Every line below that contains "front" is to be copied.

**MATERIAL SUPPLIED:**
══════════════════════════════

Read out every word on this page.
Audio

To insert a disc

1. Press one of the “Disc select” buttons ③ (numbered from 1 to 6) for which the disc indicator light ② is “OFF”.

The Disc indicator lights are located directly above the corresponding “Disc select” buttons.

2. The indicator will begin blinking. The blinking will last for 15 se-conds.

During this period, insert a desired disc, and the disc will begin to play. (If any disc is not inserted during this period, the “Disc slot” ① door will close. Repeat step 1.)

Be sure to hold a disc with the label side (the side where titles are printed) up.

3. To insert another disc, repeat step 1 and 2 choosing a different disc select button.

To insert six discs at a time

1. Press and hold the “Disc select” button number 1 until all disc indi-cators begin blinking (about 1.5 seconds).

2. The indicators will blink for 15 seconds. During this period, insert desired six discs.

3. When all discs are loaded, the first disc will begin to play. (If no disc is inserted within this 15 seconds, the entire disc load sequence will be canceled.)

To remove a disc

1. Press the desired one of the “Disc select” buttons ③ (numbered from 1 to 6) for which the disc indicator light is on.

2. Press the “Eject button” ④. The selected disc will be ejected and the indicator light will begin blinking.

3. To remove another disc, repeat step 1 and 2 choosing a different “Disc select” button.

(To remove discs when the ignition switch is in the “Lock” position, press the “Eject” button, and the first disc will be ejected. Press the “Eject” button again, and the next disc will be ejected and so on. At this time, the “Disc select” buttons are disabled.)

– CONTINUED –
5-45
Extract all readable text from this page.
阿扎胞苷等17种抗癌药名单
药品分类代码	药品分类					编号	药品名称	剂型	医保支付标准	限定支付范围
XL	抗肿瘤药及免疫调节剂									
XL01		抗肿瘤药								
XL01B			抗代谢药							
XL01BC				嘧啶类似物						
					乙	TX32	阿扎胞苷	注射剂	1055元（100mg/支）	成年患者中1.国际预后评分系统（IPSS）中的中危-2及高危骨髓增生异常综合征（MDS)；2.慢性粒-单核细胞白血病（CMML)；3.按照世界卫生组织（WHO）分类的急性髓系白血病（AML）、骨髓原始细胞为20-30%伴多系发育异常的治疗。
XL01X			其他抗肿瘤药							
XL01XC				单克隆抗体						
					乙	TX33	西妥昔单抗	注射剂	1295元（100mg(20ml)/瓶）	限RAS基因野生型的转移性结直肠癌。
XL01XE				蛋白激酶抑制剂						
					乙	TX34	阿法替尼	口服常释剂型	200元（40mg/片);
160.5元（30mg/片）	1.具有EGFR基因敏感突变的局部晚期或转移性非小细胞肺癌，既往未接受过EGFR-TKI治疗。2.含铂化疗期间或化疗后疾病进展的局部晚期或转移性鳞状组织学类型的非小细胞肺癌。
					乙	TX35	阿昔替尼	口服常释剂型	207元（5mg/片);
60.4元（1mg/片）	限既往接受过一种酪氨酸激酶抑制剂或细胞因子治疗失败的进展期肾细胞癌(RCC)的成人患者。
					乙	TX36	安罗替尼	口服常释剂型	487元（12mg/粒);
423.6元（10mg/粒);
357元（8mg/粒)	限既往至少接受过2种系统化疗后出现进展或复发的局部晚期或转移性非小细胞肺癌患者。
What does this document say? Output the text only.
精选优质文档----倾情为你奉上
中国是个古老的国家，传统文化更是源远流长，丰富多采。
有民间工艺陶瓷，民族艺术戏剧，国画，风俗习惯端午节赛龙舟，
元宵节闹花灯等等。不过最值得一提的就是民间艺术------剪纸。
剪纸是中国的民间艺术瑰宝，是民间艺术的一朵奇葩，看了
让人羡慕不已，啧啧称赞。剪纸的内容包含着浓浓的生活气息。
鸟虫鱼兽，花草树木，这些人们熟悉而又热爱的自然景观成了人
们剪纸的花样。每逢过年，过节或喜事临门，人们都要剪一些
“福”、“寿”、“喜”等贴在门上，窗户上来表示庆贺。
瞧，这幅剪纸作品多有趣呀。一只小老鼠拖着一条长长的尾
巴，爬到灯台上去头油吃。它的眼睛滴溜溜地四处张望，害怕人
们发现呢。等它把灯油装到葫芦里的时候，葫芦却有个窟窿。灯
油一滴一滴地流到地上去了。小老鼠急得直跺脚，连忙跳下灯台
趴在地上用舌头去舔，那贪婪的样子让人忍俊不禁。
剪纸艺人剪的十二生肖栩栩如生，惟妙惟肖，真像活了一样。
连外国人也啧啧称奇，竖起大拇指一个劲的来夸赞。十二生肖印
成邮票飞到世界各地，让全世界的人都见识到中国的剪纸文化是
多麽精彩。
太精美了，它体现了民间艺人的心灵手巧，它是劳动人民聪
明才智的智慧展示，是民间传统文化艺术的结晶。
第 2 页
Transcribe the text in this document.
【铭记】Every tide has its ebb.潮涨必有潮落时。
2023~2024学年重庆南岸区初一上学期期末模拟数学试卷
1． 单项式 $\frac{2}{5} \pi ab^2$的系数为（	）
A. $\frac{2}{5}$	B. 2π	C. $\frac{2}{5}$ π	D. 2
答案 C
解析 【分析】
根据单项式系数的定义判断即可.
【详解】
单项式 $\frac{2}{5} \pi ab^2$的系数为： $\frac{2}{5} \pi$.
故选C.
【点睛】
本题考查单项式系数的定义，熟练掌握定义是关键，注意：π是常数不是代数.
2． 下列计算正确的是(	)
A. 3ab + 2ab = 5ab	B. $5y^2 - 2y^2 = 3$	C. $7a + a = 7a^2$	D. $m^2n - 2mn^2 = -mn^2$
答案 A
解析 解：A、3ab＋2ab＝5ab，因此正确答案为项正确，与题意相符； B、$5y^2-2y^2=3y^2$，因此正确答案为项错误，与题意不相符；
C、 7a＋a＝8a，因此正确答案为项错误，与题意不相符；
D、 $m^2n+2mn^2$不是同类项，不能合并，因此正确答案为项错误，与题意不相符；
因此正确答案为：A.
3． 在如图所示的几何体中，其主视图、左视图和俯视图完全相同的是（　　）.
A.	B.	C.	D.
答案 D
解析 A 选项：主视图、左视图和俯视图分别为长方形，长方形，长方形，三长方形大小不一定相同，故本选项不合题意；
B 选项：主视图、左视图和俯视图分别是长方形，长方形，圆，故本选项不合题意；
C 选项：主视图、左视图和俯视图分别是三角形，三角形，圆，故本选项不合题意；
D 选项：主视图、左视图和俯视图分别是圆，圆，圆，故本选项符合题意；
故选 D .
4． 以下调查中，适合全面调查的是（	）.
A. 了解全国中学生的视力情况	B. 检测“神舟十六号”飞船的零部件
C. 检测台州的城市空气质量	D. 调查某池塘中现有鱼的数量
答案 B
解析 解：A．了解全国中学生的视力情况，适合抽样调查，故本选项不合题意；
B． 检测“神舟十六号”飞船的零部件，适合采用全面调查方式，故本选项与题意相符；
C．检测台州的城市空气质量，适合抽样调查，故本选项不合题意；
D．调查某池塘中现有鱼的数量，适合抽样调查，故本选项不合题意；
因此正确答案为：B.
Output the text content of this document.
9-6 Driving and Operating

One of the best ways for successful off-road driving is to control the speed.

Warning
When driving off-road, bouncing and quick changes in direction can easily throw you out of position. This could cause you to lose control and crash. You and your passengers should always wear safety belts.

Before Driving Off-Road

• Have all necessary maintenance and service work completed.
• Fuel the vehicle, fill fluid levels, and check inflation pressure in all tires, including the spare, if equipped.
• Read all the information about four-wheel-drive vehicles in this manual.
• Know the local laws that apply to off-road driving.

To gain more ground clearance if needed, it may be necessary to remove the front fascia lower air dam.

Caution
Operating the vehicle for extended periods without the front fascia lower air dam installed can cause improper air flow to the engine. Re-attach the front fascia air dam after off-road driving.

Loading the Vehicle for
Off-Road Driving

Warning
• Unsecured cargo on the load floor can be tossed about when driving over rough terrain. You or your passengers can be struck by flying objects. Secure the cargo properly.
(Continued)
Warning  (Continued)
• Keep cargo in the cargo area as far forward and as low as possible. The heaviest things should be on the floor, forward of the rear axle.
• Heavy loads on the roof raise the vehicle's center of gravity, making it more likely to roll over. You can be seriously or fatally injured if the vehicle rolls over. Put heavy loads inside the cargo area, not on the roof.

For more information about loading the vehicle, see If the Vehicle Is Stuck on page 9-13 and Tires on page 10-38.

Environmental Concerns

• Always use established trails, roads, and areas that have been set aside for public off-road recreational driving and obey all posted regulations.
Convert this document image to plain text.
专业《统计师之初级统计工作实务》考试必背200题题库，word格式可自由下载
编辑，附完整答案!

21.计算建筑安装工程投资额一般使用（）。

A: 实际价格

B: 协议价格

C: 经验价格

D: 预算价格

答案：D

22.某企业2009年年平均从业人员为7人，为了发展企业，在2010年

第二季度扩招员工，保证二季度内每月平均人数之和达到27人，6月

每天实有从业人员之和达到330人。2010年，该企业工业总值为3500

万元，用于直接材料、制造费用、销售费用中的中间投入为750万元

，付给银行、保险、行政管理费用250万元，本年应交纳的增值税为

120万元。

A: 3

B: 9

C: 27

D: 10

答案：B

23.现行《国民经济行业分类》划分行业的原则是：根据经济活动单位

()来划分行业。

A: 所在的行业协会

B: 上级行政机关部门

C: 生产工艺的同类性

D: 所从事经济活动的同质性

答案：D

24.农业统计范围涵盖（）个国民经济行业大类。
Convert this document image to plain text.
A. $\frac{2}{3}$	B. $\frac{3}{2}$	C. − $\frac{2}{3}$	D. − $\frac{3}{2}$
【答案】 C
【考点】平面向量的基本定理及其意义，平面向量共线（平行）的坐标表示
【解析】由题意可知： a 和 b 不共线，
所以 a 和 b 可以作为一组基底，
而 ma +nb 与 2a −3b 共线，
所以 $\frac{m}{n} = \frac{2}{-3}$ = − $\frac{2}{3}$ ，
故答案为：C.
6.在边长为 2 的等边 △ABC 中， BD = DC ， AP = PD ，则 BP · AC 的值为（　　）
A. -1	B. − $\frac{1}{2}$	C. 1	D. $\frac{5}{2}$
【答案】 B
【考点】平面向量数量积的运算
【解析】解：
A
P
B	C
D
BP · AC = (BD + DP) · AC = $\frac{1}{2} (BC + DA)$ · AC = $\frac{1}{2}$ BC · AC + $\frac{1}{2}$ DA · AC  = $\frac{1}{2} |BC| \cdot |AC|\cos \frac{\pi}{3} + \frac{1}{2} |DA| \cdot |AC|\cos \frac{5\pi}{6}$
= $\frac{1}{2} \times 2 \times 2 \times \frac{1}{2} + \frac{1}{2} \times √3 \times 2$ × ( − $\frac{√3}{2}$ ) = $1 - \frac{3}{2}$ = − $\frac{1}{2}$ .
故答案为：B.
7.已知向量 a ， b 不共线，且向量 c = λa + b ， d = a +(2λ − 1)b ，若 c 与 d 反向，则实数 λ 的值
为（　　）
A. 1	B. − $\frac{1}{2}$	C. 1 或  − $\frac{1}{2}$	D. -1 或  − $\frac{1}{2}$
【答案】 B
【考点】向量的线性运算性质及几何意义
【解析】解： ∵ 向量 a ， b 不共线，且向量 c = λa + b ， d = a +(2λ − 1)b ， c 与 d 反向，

══════════════════════════════

**THE SOLUTION:**
To gain more ground clearance if needed, it may be necessary to remove the front fascia lower air dam.
Operating the vehicle for extended periods without the front fascia lower air dam installed can cause improper air flow to the engine. Re-attach the front fascia air dam after off-road driving.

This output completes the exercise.